*What you will do:* Copy each line that contains the string "anal".

----------

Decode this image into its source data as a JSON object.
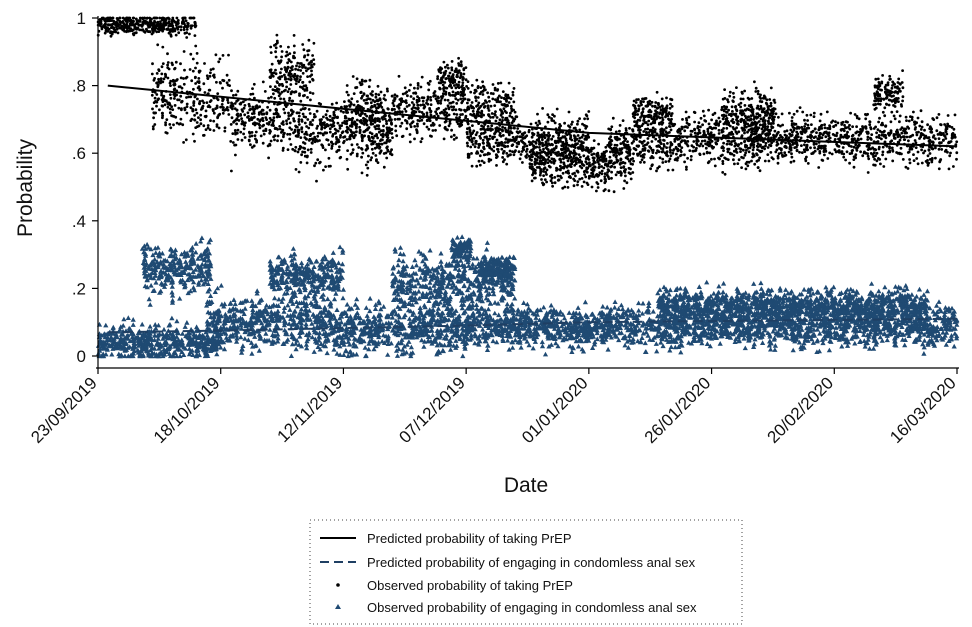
{
  "chart_data": {
    "type": "scatter",
    "xlabel": "Date",
    "ylabel": "Probability",
    "x_range": [
      "2019-09-23",
      "2020-03-16"
    ],
    "ylim": [
      0,
      1
    ],
    "x_tick_labels": [
      "23/09/2019",
      "18/10/2019",
      "12/11/2019",
      "07/12/2019",
      "01/01/2020",
      "26/01/2020",
      "20/02/2020",
      "16/03/2020"
    ],
    "x_tick_dates": [
      "2019-09-23",
      "2019-10-18",
      "2019-11-12",
      "2019-12-07",
      "2020-01-01",
      "2020-01-26",
      "2020-02-20",
      "2020-03-16"
    ],
    "y_ticks": [
      0,
      0.2,
      0.4,
      0.6,
      0.8,
      1
    ],
    "y_tick_labels": [
      "0",
      ".2",
      ".4",
      ".6",
      ".8",
      "1"
    ],
    "grid": false,
    "legend_position": "bottom",
    "series": [
      {
        "name": "Predicted probability of taking PrEP",
        "kind": "line",
        "style": "solid",
        "color": "#000000",
        "points": [
          {
            "x": "2019-09-25",
            "y": 0.8
          },
          {
            "x": "2020-01-01",
            "y": 0.66
          },
          {
            "x": "2020-03-16",
            "y": 0.62
          }
        ]
      },
      {
        "name": "Predicted probability of engaging in condomless anal sex",
        "kind": "line",
        "style": "dashed",
        "color": "#1f3f63",
        "points": [
          {
            "x": "2019-09-25",
            "y": 0.07
          },
          {
            "x": "2019-10-18",
            "y": 0.075
          },
          {
            "x": "2019-12-07",
            "y": 0.09
          },
          {
            "x": "2020-01-01",
            "y": 0.1
          },
          {
            "x": "2020-03-16",
            "y": 0.11
          }
        ]
      },
      {
        "name": "Observed probability of taking PrEP",
        "kind": "scatter",
        "marker": "dot",
        "color": "#000000",
        "segments": [
          {
            "from": "2019-09-23",
            "to": "2019-10-13",
            "mean": 0.98,
            "spread": 0.03
          },
          {
            "from": "2019-10-04",
            "to": "2019-10-20",
            "mean": 0.77,
            "spread": 0.12
          },
          {
            "from": "2019-10-20",
            "to": "2019-11-02",
            "mean": 0.7,
            "spread": 0.1
          },
          {
            "from": "2019-10-28",
            "to": "2019-11-06",
            "mean": 0.84,
            "spread": 0.09
          },
          {
            "from": "2019-11-02",
            "to": "2019-11-22",
            "mean": 0.65,
            "spread": 0.09
          },
          {
            "from": "2019-11-12",
            "to": "2019-12-17",
            "mean": 0.73,
            "spread": 0.08
          },
          {
            "from": "2019-12-01",
            "to": "2019-12-07",
            "mean": 0.82,
            "spread": 0.05
          },
          {
            "from": "2019-12-07",
            "to": "2020-01-01",
            "mean": 0.64,
            "spread": 0.07
          },
          {
            "from": "2019-12-20",
            "to": "2020-01-10",
            "mean": 0.57,
            "spread": 0.07
          },
          {
            "from": "2020-01-05",
            "to": "2020-01-20",
            "mean": 0.63,
            "spread": 0.07
          },
          {
            "from": "2020-01-10",
            "to": "2020-01-18",
            "mean": 0.72,
            "spread": 0.05
          },
          {
            "from": "2020-01-20",
            "to": "2020-02-05",
            "mean": 0.64,
            "spread": 0.08
          },
          {
            "from": "2020-01-28",
            "to": "2020-02-08",
            "mean": 0.72,
            "spread": 0.07
          },
          {
            "from": "2020-02-03",
            "to": "2020-03-16",
            "mean": 0.64,
            "spread": 0.07
          },
          {
            "from": "2020-02-28",
            "to": "2020-03-05",
            "mean": 0.78,
            "spread": 0.05
          }
        ]
      },
      {
        "name": "Observed probability of engaging in condomless anal sex",
        "kind": "scatter",
        "marker": "triangle",
        "color": "#1f4a73",
        "segments": [
          {
            "from": "2019-09-23",
            "to": "2019-10-18",
            "mean": 0.04,
            "spread": 0.05
          },
          {
            "from": "2019-10-02",
            "to": "2019-10-16",
            "mean": 0.26,
            "spread": 0.07
          },
          {
            "from": "2019-10-15",
            "to": "2019-11-10",
            "mean": 0.1,
            "spread": 0.08
          },
          {
            "from": "2019-10-28",
            "to": "2019-11-12",
            "mean": 0.24,
            "spread": 0.06
          },
          {
            "from": "2019-11-10",
            "to": "2019-12-07",
            "mean": 0.08,
            "spread": 0.07
          },
          {
            "from": "2019-11-22",
            "to": "2019-12-17",
            "mean": 0.22,
            "spread": 0.08
          },
          {
            "from": "2019-12-04",
            "to": "2019-12-08",
            "mean": 0.32,
            "spread": 0.03
          },
          {
            "from": "2019-12-10",
            "to": "2019-12-17",
            "mean": 0.26,
            "spread": 0.03
          },
          {
            "from": "2019-12-07",
            "to": "2020-03-16",
            "mean": 0.09,
            "spread": 0.06
          },
          {
            "from": "2020-01-15",
            "to": "2020-03-10",
            "mean": 0.15,
            "spread": 0.05
          }
        ]
      }
    ]
  }
}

----------

*Solution for this exercise:*
        "name": "Predicted probability of engaging in condomless anal sex",
        "name": "Observed probability of engaging in condomless anal sex",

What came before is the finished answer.